- [TASK INSTRUCTIONS]
Find each line holding "uino" and copy it out.

--------

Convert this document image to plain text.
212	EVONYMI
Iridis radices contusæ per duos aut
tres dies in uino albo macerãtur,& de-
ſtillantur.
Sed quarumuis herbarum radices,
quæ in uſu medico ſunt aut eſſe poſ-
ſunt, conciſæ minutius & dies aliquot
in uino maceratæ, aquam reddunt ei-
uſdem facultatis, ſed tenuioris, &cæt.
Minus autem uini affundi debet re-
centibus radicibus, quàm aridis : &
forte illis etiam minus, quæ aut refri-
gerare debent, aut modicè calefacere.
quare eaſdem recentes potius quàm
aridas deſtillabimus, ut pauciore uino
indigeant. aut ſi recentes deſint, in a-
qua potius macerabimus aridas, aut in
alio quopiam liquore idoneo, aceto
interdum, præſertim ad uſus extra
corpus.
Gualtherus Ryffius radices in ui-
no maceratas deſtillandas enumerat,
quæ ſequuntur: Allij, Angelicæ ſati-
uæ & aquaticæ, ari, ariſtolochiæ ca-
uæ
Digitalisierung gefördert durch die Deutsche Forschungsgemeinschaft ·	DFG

--------

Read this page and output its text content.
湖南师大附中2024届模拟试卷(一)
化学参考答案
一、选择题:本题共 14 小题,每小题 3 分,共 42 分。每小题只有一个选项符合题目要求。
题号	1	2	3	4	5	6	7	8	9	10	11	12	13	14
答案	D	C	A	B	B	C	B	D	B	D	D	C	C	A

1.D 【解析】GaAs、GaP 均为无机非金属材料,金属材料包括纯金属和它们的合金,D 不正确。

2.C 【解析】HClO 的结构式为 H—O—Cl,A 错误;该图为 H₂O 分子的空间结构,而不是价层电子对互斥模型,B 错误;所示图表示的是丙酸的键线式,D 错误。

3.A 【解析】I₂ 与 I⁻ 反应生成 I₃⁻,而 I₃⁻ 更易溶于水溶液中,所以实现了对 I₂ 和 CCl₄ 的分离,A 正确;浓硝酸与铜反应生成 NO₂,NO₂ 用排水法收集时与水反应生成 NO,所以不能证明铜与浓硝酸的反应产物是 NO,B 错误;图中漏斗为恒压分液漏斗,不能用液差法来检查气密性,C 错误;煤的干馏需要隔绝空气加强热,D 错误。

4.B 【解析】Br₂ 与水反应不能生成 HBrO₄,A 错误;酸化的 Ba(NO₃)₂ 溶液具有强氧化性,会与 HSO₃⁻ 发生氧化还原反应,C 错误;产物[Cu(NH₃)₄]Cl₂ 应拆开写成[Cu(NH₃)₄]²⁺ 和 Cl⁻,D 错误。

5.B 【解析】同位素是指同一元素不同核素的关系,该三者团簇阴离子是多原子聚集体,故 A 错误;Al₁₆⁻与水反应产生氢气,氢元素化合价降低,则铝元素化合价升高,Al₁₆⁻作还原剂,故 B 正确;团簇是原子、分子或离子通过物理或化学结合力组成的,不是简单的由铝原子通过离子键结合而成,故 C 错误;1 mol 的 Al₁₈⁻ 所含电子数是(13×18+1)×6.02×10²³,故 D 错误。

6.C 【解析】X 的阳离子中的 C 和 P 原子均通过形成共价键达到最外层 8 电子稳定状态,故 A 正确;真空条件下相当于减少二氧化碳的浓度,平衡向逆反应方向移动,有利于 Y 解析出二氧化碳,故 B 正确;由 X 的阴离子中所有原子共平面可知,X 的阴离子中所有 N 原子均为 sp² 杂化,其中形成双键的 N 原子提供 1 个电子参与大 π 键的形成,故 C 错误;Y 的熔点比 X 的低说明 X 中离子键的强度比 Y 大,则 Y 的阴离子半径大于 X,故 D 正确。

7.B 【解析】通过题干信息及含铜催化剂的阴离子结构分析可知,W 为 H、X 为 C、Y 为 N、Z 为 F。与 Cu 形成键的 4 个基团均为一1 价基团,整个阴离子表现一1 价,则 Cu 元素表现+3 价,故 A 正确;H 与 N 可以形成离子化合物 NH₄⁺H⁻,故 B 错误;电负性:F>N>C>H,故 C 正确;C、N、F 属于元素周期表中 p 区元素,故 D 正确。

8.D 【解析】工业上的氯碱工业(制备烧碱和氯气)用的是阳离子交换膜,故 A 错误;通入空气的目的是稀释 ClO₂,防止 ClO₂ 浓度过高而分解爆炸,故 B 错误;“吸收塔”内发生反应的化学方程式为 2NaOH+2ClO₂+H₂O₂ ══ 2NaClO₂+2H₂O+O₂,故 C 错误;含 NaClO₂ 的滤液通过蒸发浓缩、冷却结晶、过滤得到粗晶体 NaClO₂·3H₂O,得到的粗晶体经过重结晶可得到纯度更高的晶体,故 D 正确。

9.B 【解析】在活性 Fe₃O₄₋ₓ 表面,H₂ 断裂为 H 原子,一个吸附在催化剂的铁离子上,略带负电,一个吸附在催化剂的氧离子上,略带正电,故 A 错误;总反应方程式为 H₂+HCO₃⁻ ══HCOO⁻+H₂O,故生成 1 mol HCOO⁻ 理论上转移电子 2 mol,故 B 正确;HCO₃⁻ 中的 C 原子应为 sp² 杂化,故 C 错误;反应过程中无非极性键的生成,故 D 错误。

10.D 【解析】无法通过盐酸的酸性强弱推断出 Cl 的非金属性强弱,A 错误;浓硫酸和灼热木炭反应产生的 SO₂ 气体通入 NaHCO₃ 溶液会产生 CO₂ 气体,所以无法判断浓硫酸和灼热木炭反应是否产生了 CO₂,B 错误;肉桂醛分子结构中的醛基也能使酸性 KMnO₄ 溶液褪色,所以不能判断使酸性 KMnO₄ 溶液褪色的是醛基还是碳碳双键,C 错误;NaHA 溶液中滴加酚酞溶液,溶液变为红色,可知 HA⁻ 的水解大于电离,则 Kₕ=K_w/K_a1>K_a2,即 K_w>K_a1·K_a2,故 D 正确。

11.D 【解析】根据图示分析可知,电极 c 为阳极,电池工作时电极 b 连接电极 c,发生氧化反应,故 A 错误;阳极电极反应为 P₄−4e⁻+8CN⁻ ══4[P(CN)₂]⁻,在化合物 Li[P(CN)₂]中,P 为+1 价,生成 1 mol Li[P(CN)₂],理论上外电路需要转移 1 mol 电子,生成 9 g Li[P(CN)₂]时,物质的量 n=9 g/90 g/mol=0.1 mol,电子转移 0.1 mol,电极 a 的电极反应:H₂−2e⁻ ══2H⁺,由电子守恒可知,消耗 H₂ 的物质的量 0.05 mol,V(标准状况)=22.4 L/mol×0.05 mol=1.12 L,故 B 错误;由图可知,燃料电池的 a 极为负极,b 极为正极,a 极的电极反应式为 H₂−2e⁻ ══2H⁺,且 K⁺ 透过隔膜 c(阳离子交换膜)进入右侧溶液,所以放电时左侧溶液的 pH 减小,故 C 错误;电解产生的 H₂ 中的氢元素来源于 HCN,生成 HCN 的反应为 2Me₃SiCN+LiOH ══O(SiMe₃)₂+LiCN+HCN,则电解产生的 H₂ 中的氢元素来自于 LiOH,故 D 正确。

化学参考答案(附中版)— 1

--------

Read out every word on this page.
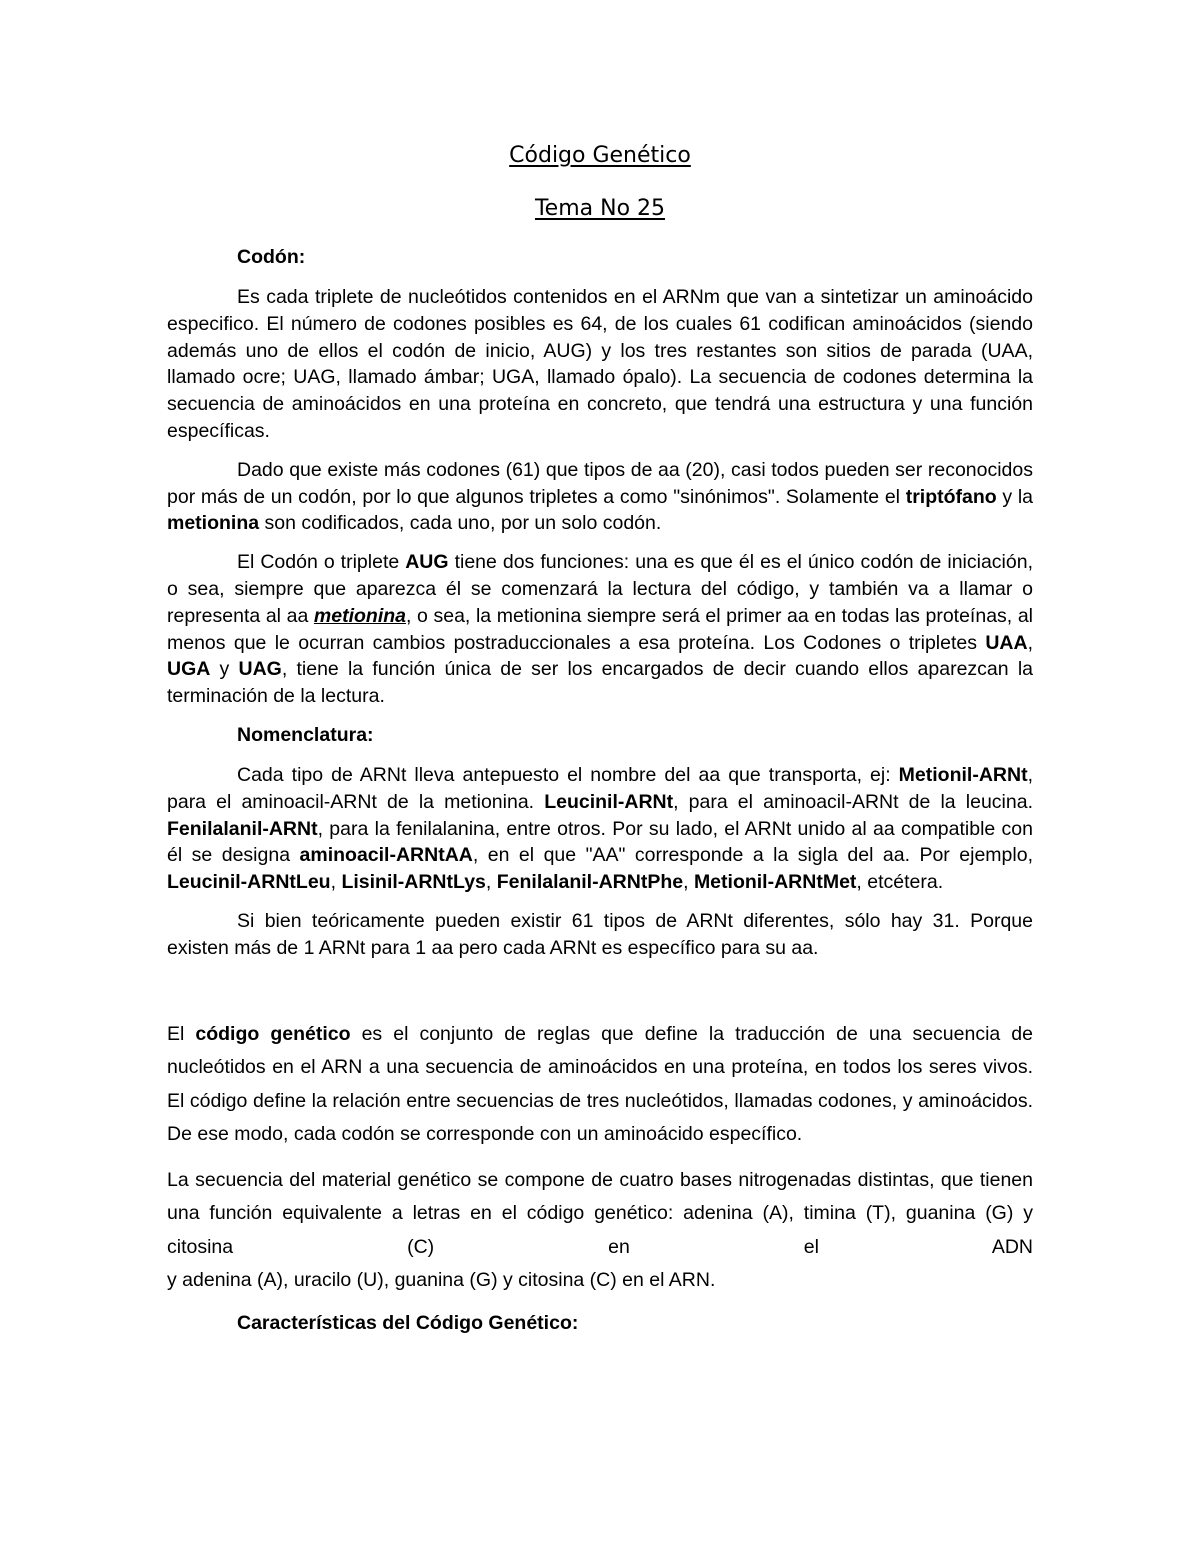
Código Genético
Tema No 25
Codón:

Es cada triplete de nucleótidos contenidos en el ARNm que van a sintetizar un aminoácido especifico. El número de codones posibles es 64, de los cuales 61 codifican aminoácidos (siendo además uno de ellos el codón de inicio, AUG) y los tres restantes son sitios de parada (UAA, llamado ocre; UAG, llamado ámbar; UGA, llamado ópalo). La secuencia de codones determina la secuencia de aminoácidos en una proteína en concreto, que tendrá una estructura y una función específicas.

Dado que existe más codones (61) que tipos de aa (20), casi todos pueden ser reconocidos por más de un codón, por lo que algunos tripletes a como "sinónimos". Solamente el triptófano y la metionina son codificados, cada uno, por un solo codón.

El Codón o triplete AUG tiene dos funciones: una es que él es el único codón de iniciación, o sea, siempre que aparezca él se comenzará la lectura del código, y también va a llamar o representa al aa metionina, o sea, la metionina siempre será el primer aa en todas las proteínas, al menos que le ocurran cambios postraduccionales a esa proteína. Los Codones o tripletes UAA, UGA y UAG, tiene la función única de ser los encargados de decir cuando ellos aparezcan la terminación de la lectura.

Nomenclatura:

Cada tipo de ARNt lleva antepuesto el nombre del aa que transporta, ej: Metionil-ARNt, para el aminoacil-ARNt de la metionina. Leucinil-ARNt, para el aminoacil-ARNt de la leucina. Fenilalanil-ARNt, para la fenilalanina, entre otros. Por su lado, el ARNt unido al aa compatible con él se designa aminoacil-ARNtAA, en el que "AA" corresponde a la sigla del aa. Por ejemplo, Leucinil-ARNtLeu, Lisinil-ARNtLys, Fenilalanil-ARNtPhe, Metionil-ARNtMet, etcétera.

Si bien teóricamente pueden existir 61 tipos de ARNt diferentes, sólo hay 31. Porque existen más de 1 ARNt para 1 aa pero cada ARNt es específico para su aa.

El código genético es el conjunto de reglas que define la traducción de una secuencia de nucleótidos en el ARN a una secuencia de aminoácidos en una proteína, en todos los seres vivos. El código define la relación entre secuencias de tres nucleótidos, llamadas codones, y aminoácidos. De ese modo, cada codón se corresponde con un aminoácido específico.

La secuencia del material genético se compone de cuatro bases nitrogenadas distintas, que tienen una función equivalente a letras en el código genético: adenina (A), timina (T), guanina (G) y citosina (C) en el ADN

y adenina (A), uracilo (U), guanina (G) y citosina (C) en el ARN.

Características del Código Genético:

--------

- [ANSWER FOR THIS EXERCISE]
tres dies in uino albo macerãtur,& de-
in uino maceratæ, aquam reddunt ei-
aridas deſtillabimus, ut pauciore uino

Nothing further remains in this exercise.